* [WHAT TO WORK ON]: Write out the listing below again, precisely as it is given.

Collected data
* begin *
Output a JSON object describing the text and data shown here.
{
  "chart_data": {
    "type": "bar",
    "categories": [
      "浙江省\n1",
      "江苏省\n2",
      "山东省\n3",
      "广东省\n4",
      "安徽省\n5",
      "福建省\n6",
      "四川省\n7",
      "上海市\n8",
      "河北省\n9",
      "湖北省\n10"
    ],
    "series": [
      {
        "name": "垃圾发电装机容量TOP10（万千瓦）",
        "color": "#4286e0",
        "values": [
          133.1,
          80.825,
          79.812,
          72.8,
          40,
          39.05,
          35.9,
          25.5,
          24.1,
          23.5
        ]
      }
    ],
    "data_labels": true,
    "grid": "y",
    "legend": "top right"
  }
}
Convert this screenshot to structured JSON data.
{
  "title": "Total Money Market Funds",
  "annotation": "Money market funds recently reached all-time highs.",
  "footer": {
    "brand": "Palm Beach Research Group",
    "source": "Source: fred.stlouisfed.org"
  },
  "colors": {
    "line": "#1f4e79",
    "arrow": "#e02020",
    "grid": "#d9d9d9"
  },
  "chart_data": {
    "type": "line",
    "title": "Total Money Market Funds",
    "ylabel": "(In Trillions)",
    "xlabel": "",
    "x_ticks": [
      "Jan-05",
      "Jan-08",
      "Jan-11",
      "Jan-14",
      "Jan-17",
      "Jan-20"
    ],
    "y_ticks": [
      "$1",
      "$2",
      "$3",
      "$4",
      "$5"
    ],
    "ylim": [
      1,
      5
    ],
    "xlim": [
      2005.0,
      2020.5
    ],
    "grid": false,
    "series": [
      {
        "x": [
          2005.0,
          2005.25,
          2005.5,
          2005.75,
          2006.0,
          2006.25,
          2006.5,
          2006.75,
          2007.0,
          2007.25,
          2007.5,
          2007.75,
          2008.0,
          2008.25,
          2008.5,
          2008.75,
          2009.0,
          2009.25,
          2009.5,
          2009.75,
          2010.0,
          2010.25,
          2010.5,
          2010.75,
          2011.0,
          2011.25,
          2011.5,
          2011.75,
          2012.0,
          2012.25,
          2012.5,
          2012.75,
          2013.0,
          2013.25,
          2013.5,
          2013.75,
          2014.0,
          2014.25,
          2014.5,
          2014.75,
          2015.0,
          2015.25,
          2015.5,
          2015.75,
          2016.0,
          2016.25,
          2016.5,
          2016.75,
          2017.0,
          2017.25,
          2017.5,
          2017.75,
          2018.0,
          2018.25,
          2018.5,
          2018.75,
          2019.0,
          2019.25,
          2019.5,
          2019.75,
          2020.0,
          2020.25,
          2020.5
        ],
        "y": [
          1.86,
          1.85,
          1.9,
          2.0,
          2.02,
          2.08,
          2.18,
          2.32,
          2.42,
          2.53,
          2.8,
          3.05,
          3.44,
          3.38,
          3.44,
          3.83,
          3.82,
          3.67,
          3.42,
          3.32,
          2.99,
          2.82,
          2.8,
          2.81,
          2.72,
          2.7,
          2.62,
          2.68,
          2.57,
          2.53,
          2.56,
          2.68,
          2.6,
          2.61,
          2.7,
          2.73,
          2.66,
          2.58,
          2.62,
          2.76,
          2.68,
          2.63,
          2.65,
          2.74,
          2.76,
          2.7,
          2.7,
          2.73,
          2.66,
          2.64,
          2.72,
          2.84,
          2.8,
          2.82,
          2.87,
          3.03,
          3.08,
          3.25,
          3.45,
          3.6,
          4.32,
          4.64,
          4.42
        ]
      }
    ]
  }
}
* end *
* [FULL ANSWER]:
Output a JSON object describing the text and data shown here.
{
  "chart_data": {
    "type": "bar",
    "categories": [
      "浙江省\n1",
      "江苏省\n2",
      "山东省\n3",
      "广东省\n4",
      "安徽省\n5",
      "福建省\n6",
      "四川省\n7",
      "上海市\n8",
      "河北省\n9",
      "湖北省\n10"
    ],
    "series": [
      {
        "name": "垃圾发电装机容量TOP10（万千瓦）",
        "color": "#4286e0",
        "values": [
          133.1,
          80.825,
          79.812,
          72.8,
          40,
          39.05,
          35.9,
          25.5,
          24.1,
          23.5
        ]
      }
    ],
    "data_labels": true,
    "grid": "y",
    "legend": "top right"
  }
}
Convert this screenshot to structured JSON data.
{
  "title": "Total Money Market Funds",
  "annotation": "Money market funds recently reached all-time highs.",
  "footer": {
    "brand": "Palm Beach Research Group",
    "source": "Source: fred.stlouisfed.org"
  },
  "colors": {
    "line": "#1f4e79",
    "arrow": "#e02020",
    "grid": "#d9d9d9"
  },
  "chart_data": {
    "type": "line",
    "title": "Total Money Market Funds",
    "ylabel": "(In Trillions)",
    "xlabel": "",
    "x_ticks": [
      "Jan-05",
      "Jan-08",
      "Jan-11",
      "Jan-14",
      "Jan-17",
      "Jan-20"
    ],
    "y_ticks": [
      "$1",
      "$2",
      "$3",
      "$4",
      "$5"
    ],
    "ylim": [
      1,
      5
    ],
    "xlim": [
      2005.0,
      2020.5
    ],
    "grid": false,
    "series": [
      {
        "x": [
          2005.0,
          2005.25,
          2005.5,
          2005.75,
          2006.0,
          2006.25,
          2006.5,
          2006.75,
          2007.0,
          2007.25,
          2007.5,
          2007.75,
          2008.0,
          2008.25,
          2008.5,
          2008.75,
          2009.0,
          2009.25,
          2009.5,
          2009.75,
          2010.0,
          2010.25,
          2010.5,
          2010.75,
          2011.0,
          2011.25,
          2011.5,
          2011.75,
          2012.0,
          2012.25,
          2012.5,
          2012.75,
          2013.0,
          2013.25,
          2013.5,
          2013.75,
          2014.0,
          2014.25,
          2014.5,
          2014.75,
          2015.0,
          2015.25,
          2015.5,
          2015.75,
          2016.0,
          2016.25,
          2016.5,
          2016.75,
          2017.0,
          2017.25,
          2017.5,
          2017.75,
          2018.0,
          2018.25,
          2018.5,
          2018.75,
          2019.0,
          2019.25,
          2019.5,
          2019.75,
          2020.0,
          2020.25,
          2020.5
        ],
        "y": [
          1.86,
          1.85,
          1.9,
          2.0,
          2.02,
          2.08,
          2.18,
          2.32,
          2.42,
          2.53,
          2.8,
          3.05,
          3.44,
          3.38,
          3.44,
          3.83,
          3.82,
          3.67,
          3.42,
          3.32,
          2.99,
          2.82,
          2.8,
          2.81,
          2.72,
          2.7,
          2.62,
          2.68,
          2.57,
          2.53,
          2.56,
          2.68,
          2.6,
          2.61,
          2.7,
          2.73,
          2.66,
          2.58,
          2.62,
          2.76,
          2.68,
          2.63,
          2.65,
          2.74,
          2.76,
          2.7,
          2.7,
          2.73,
          2.66,
          2.64,
          2.72,
          2.84,
          2.8,
          2.82,
          2.87,
          3.03,
          3.08,
          3.25,
          3.45,
          3.6,
          4.32,
          4.64,
          4.42
        ]
      }
    ]
  }
}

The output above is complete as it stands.